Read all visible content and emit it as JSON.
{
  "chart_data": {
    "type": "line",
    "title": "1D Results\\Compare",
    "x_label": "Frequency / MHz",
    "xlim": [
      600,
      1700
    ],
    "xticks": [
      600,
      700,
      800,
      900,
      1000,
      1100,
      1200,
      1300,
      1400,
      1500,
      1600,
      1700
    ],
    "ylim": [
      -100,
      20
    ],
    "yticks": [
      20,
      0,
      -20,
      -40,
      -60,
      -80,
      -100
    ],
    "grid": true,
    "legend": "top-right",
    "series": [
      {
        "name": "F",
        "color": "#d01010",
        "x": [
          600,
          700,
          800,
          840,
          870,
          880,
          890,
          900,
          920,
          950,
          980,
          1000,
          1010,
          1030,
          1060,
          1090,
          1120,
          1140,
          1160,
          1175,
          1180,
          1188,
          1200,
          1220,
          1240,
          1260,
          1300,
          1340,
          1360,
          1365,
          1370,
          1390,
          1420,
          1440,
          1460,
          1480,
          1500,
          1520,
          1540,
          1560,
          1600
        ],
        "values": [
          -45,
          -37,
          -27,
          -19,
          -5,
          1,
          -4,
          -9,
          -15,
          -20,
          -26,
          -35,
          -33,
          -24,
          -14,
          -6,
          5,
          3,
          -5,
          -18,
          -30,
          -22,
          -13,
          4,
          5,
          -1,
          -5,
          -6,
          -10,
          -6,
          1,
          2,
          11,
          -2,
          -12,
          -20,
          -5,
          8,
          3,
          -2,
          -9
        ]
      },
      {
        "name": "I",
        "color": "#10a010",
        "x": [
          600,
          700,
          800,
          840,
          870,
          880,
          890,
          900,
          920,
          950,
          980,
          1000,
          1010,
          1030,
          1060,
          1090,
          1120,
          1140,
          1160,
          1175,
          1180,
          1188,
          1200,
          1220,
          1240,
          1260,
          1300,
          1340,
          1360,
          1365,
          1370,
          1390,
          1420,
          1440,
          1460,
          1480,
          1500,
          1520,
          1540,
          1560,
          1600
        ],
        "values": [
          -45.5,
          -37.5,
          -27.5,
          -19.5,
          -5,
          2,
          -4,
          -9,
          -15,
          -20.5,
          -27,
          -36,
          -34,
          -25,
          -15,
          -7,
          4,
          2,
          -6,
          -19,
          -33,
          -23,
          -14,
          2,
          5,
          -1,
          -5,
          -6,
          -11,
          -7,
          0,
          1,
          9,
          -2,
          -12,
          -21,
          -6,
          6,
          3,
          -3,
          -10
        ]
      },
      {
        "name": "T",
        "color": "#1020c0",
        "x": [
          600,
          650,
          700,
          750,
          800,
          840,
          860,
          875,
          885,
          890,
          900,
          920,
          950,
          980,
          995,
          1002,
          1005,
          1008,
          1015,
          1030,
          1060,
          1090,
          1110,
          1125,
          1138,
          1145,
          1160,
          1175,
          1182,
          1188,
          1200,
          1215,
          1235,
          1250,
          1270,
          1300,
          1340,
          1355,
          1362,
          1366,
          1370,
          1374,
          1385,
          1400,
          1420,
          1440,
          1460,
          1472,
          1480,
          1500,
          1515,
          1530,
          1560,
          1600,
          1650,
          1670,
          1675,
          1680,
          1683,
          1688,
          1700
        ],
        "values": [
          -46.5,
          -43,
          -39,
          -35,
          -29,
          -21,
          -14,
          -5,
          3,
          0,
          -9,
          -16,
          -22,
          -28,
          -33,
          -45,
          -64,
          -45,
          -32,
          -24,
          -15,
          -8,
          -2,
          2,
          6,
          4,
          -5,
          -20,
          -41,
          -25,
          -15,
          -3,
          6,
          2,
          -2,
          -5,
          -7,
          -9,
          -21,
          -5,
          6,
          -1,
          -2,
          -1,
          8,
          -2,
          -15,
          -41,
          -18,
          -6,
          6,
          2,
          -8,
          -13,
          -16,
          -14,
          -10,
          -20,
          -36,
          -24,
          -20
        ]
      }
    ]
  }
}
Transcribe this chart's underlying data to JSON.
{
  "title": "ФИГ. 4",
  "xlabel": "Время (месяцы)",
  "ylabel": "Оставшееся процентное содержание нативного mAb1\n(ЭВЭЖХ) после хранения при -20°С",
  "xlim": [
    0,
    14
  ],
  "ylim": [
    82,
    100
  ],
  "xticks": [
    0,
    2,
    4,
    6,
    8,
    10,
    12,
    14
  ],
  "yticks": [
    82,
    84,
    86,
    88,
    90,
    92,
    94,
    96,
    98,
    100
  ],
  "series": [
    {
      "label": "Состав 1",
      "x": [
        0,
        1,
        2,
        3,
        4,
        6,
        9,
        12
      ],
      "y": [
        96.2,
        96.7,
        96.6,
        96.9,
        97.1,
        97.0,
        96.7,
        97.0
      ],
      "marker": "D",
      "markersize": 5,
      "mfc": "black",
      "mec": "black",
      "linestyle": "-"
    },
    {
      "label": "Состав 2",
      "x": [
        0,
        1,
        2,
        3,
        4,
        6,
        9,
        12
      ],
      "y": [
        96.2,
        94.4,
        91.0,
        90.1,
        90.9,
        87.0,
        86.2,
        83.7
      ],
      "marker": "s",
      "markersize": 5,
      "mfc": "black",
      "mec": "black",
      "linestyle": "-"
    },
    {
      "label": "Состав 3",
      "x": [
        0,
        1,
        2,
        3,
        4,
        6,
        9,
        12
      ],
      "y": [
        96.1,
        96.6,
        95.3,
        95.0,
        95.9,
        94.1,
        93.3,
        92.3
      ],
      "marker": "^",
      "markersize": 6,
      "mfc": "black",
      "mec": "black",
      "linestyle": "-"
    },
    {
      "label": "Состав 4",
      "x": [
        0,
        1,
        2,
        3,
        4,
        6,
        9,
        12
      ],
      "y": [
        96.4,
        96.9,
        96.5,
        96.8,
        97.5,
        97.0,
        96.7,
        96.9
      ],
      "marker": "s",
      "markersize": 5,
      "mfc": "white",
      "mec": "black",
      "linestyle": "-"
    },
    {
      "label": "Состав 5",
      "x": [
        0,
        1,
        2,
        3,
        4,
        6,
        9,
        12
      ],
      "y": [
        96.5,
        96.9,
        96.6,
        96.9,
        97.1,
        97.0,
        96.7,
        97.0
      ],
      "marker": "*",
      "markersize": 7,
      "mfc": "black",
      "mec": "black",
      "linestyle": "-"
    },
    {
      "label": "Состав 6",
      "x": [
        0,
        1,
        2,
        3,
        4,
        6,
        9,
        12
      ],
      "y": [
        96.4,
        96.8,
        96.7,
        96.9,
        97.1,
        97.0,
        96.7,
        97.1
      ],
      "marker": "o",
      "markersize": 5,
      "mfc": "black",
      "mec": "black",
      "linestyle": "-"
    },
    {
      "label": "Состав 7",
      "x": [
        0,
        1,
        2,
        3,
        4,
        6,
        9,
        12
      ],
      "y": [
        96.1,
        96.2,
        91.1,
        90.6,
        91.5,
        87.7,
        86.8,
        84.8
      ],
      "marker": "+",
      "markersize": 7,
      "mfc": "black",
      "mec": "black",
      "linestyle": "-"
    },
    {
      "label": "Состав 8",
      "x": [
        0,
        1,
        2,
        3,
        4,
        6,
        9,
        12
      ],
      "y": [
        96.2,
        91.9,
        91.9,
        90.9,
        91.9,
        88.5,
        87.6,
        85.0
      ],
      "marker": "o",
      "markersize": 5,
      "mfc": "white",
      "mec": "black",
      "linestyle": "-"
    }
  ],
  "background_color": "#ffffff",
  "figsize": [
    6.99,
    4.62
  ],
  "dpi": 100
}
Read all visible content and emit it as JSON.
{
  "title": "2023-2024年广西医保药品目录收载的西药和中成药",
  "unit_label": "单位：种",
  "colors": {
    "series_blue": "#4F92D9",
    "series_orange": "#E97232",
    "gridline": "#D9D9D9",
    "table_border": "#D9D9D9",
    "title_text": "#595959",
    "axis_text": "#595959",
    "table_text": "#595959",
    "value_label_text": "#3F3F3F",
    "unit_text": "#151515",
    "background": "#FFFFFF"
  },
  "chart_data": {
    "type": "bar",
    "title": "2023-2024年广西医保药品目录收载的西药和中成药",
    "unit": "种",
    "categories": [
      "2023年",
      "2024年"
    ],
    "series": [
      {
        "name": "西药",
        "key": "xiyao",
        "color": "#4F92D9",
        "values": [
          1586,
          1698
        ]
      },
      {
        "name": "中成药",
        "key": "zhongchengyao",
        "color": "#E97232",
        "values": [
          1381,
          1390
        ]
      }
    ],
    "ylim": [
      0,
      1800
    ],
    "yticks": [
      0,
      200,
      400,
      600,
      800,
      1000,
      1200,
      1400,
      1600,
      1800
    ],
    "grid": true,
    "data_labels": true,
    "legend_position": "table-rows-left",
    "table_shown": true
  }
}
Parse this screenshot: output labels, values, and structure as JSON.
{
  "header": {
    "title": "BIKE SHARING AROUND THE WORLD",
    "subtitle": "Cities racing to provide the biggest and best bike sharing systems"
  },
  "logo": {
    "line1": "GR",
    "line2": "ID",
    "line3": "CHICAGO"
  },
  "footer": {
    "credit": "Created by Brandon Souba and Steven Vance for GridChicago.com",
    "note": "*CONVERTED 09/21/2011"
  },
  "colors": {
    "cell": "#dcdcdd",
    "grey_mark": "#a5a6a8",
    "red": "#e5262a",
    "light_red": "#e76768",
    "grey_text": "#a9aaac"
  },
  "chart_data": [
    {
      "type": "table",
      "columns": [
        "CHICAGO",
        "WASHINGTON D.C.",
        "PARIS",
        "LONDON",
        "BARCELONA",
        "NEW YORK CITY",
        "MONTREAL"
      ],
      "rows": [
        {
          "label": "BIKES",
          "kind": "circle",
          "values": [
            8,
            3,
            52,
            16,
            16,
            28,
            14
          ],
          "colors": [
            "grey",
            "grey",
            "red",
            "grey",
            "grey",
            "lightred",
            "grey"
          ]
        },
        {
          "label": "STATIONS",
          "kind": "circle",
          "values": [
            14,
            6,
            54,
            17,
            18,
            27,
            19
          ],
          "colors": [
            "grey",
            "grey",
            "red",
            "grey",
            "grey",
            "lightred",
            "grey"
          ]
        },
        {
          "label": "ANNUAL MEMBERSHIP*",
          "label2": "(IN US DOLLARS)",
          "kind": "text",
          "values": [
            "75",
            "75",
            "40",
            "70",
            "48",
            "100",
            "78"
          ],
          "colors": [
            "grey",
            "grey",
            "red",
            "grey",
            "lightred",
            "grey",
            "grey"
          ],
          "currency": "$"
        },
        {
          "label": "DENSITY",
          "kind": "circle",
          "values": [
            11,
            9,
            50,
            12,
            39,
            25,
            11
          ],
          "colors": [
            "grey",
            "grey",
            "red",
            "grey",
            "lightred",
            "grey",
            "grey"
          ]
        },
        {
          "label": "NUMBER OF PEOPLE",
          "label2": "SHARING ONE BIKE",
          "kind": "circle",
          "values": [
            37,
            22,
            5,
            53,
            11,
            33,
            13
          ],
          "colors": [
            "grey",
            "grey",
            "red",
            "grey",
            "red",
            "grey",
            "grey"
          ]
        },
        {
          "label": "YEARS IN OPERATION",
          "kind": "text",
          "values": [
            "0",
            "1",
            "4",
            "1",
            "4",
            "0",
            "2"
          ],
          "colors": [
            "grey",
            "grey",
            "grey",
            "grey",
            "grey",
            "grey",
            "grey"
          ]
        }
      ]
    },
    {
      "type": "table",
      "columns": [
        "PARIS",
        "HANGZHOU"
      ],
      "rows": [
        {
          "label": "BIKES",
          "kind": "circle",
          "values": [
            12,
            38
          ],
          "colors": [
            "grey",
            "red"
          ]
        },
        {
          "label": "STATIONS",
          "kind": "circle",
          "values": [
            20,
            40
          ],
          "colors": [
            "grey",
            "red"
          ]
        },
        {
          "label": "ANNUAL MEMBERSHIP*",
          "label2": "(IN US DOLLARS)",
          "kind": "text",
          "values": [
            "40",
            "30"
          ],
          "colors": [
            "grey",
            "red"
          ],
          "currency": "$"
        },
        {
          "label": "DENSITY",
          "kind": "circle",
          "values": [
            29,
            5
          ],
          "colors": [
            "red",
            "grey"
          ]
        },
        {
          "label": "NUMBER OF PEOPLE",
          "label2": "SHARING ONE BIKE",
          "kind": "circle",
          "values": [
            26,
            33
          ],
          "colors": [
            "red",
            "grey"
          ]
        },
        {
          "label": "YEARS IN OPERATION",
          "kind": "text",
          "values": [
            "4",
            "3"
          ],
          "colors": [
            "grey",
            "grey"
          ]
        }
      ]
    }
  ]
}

......

How many of the lines above contain the string "JSON"? Give the number only.

▶ [Task response]
4